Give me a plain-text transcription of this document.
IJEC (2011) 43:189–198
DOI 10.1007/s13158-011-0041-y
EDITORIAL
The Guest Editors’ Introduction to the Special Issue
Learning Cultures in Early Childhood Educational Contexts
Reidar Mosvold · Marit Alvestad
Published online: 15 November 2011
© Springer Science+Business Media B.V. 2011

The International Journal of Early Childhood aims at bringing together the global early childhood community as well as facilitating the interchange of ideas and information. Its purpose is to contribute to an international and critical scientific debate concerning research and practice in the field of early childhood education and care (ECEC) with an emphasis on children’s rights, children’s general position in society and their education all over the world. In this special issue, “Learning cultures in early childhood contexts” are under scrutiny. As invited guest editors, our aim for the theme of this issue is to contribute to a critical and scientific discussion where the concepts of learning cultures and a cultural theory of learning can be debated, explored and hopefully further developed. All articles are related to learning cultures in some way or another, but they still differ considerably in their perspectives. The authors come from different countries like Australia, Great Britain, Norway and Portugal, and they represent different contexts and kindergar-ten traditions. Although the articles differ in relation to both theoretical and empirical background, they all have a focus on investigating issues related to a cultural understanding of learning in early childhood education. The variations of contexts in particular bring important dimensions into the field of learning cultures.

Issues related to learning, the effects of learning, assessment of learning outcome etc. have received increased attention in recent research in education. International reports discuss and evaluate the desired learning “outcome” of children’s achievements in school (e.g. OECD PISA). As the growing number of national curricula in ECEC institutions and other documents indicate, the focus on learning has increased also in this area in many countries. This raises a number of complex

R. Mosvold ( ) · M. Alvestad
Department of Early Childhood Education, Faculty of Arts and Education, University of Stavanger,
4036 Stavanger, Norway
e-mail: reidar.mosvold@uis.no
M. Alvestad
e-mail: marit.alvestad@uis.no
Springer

...

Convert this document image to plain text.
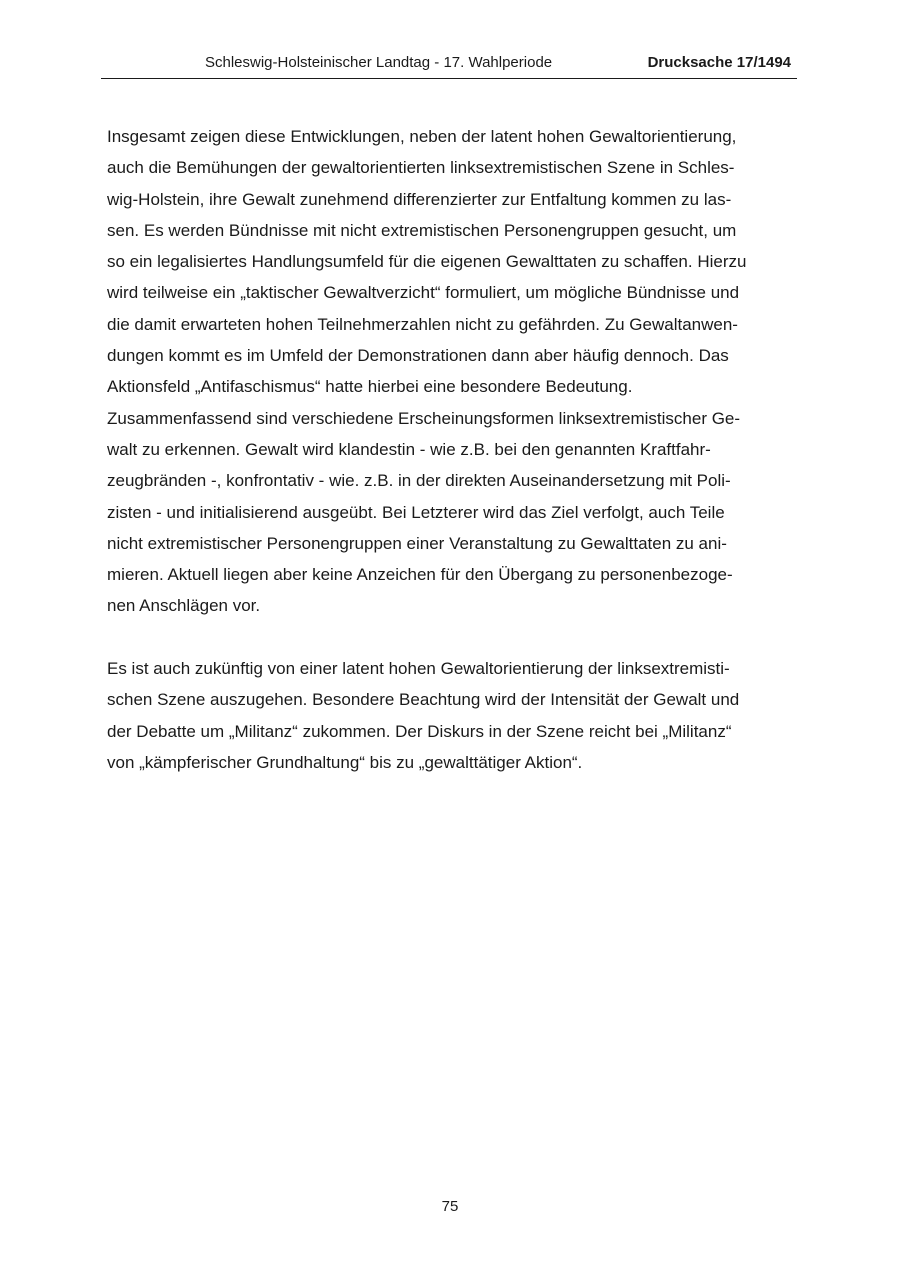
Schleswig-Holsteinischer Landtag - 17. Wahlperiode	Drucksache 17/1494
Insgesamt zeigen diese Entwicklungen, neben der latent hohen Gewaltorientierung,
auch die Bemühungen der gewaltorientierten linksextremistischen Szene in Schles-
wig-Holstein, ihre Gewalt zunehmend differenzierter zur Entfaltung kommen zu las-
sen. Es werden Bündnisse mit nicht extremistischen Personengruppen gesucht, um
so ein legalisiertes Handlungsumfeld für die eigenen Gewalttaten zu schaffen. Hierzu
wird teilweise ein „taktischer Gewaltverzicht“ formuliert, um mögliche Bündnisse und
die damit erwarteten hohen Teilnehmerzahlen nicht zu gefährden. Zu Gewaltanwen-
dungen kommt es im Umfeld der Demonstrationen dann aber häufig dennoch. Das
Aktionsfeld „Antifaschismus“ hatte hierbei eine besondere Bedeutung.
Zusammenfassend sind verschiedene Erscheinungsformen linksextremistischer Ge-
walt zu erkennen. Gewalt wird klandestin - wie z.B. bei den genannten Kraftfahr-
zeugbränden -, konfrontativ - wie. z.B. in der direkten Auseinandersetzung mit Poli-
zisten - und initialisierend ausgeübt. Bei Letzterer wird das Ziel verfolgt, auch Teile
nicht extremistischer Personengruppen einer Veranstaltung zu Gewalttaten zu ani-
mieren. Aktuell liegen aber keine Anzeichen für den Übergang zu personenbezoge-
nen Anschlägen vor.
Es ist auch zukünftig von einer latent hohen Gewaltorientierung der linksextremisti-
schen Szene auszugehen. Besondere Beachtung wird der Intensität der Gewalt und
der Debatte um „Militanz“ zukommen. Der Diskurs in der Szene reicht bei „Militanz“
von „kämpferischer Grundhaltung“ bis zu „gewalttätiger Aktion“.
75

---

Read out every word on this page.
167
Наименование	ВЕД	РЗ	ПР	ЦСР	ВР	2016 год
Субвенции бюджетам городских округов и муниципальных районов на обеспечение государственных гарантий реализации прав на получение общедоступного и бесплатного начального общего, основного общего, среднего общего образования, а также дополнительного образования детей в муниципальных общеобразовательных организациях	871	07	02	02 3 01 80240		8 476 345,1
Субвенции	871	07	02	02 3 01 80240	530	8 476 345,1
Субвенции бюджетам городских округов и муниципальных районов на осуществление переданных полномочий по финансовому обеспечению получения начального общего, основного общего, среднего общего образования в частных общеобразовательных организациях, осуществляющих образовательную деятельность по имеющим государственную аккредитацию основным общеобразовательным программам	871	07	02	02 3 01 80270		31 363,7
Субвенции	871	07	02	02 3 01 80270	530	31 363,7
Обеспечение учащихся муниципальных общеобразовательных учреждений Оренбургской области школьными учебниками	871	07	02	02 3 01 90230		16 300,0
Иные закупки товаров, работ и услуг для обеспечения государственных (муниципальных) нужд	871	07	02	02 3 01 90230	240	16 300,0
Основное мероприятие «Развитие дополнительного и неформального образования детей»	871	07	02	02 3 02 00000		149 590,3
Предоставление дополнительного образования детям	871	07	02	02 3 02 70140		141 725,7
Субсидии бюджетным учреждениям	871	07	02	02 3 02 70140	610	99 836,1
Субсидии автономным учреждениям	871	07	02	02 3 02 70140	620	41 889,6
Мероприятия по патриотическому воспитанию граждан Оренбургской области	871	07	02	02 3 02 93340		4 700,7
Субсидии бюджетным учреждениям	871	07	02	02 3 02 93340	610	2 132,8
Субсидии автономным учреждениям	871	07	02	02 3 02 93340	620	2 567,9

Given exercise:
Within the entries above, work out how many lines contain the word "hohen". The number alone is the answer.

Task result:
3